Excerpt:
** Begin **

For sellers of everything from PCs and consumer electronics to networking equipment and enterprise software, Central and Eastern Europe is one of the hottest markets on the planet. Sales of info-tech hardware, software, and services across the region are set to top $15 billion this year and should hit $21 billion by 2009, predicts researcher IDC. That equates to 10% annual growth -- about twice the rate in Western Europe.
"We're seeing double-digit growth there, comparable to China," says Alfonso Di Ianni, who heads the Central and Eastern European unit of database and applications giant Oracle ().
EMPLOYMENT GROWTH. Of course, sales in the former Soviet satellites are still dwarfed by Western Europe and North America. But tech outfits hungry for revenue don't want to pass up any opportunities. Consumers in the region will likely gobble up 82 million mobile phones and 14 million PCs this year, forecasts market researcher Gartner.
And every zloty or forint spent on hardware typically translates into more than twice that amount in local sales of software and services. That's why multinationals such as Cisco Systems (), Nokia (), and SAP () are beefing up their operations in the region to grab surging demand.
They're also laying on a growing number of engineering and service jobs in Central and Eastern Europe to take advantage of wages roughly half typical levels in Western Europe. Some of these new employees provide support to nearby customers, while others develop or customize products for markets in the region. But the majority are there to serve employees and clients spread all over the world.
"We find excellent language and technical skills here," says Craig Smith, manager of client-services delivery for IBM (), which runs a 300-person business-process outsourcing center in Krakow, Poland, along with other facilities in Budapest and Bratislava.
REGIONAL CONTRACTS. Indeed, multinationals have put their footprints all over the region. Electronics giant Philips () is developing a 500-person facility in Lodz, Poland, to handle its European finance activities. Tech-services company Accenture () has major support centers in Prague and Bratislava. Rival Siemens Business Services () has gobbled up local IT specialists in Romania, Slovakia, and Serbia to flesh out its presence.
Even new-age Internet outfits are setting up shop. Job-finding site Monster.com () just opened a customer-support center in Krakow, and online marketplace eBay () is rolling out a new Polish Web site to take advantage of booming demand for online shopping in the region's largest country.
One of the most prominent tech employers in Central Europe is French telecom-equipment maker Alcatel (), which first ventured into Romania in 1991, two years after the fall of the Berlin Wall. It now operates a major research and development center in Timisoara that develops optical products, broadband gear, and communication systems for railroads. Alcatel's long presence in the market has helped it nab 100% share of the mobile-network market in Romania, as well as a growing portfolio of big contracts to rewire railway-control networks throughout the region.

** End **

Information provided:
** Begin **

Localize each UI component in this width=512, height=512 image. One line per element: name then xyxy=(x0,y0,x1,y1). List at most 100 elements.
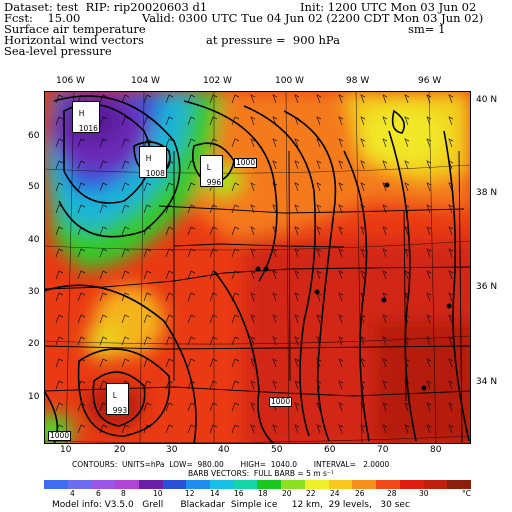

** End **
** Begin **

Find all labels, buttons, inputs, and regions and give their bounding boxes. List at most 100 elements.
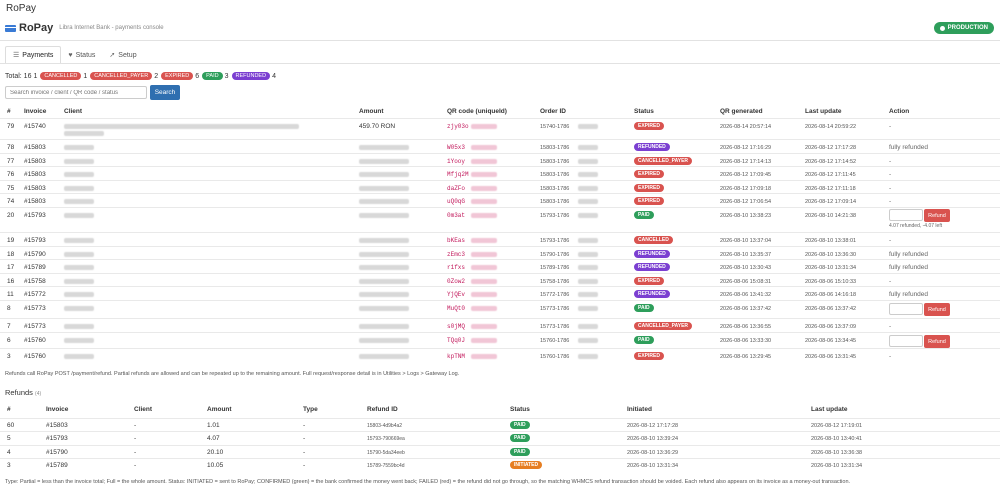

** End **
** Begin **

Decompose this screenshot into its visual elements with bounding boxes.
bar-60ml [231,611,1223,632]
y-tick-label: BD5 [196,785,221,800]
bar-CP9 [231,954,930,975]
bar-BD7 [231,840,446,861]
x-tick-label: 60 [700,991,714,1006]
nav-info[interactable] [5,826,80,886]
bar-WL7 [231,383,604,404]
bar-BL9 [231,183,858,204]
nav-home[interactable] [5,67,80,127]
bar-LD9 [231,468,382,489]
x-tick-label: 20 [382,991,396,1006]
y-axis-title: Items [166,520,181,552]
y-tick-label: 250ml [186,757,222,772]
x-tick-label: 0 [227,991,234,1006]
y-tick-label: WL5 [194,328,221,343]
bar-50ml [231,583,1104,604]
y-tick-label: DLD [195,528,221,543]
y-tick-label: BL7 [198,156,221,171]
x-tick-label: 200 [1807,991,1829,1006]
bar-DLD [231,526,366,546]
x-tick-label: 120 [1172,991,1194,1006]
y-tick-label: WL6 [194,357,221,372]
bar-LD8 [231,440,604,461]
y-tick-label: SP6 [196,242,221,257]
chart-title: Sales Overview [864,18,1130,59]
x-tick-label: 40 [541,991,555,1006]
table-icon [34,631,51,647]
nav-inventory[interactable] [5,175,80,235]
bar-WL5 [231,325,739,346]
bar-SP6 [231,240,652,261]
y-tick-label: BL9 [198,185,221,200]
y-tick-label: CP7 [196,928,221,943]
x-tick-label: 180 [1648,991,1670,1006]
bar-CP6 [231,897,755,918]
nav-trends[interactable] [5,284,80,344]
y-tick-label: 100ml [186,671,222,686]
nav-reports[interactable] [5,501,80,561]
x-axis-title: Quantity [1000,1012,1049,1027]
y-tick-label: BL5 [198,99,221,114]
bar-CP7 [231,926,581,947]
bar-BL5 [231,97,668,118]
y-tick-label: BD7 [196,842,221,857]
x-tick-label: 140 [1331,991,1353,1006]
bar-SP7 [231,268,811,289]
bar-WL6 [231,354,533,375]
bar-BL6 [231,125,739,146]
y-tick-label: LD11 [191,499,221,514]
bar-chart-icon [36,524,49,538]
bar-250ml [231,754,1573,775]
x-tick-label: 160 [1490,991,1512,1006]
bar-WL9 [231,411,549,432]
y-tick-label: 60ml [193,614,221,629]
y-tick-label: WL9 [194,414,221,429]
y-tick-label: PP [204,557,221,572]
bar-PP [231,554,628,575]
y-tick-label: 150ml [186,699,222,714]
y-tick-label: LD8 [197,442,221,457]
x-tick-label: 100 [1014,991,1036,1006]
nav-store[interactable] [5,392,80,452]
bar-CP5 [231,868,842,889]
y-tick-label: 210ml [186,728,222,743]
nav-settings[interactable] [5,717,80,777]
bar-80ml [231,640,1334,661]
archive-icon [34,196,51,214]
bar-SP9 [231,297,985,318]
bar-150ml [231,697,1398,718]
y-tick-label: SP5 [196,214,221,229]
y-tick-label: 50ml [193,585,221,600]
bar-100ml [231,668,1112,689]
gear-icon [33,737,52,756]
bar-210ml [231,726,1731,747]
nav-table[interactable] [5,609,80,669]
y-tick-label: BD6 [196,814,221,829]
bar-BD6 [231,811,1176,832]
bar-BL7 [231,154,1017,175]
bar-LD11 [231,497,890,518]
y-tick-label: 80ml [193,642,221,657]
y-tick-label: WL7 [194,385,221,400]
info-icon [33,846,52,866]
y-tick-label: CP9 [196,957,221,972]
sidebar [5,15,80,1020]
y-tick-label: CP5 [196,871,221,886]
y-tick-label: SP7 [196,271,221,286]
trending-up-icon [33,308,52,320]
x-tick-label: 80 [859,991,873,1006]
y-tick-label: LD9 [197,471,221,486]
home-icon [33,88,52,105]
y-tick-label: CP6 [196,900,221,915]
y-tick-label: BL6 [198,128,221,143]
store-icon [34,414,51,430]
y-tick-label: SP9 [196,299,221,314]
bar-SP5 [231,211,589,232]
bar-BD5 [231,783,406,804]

** End **

Problems to work on:
(a) In the excerpt on tech markets in Central and Eastern Europe, rewrite the passage from "REGIONAL CONTRACTS. Indeed, multinationals" to "out its presence.", replacing "Lodz" with "Wroclaw".
(b) Extend the article on tech firms in Central and Eastern Europe past its final sentence.
None of this work depends on the data.

Task responses:
(a)
REGIONAL CONTRACTS. Indeed, multinationals have put their footprints all over the region. Electronics giant Philips () is developing a 500-person facility in Wroclaw, Poland, to handle its European finance activities. Tech-services company Accenture () has major support centers in Prague and Bratislava. Rival Siemens Business Services () has gobbled up local IT specialists in Romania, Slovakia, and Serbia to flesh out its presence.

(b)
IMPROVING INFRASTRUCTURE. Alcatel's experience in Romania is typical of Western outfits that moved early to tap into Soviet-era technical talent. Dan Bedros, the colorful executive who runs Alcatel's Romanian operations, worked previously as the manager of an Eastern Bloc computer factory in Timisoara. He jumped into telecom when Alcatel took over the factory 15 years ago.
Since then, it has churned out phone equipment that helped triple fixed-line penetration in Romania to 30% and mobile penetration to more than 55%. Of the $1.75 billion spent upgrading Romania's telecom system over the last decade, he notes, two-thirds of the value accrued to Alcatel's Paris headquarters and one-third stayed in Romania in the form of local jobs.
Alcatel is using its base in Romania to target telecom growth in countries from Estonia to Kosovo. These aren't bare-bones networks: Alcatel is already rolling out souped-up wireless networking in Romania and will soon begin deploying third-generation (3G) wireless. The Romanian facility also has nabbed work all over Central Europe, upgrading the communication systems for antiquated railroads. Alcatel has won contracts in Poland, Romania, Latvia, Hungary, and Bosnia -- all part of a regional plan to digitize railroad networks in compliance with European Union regulations.
"These are huge software projects," says Bedros. "This is the best place in the world to invest because we don't have very good infrastructure."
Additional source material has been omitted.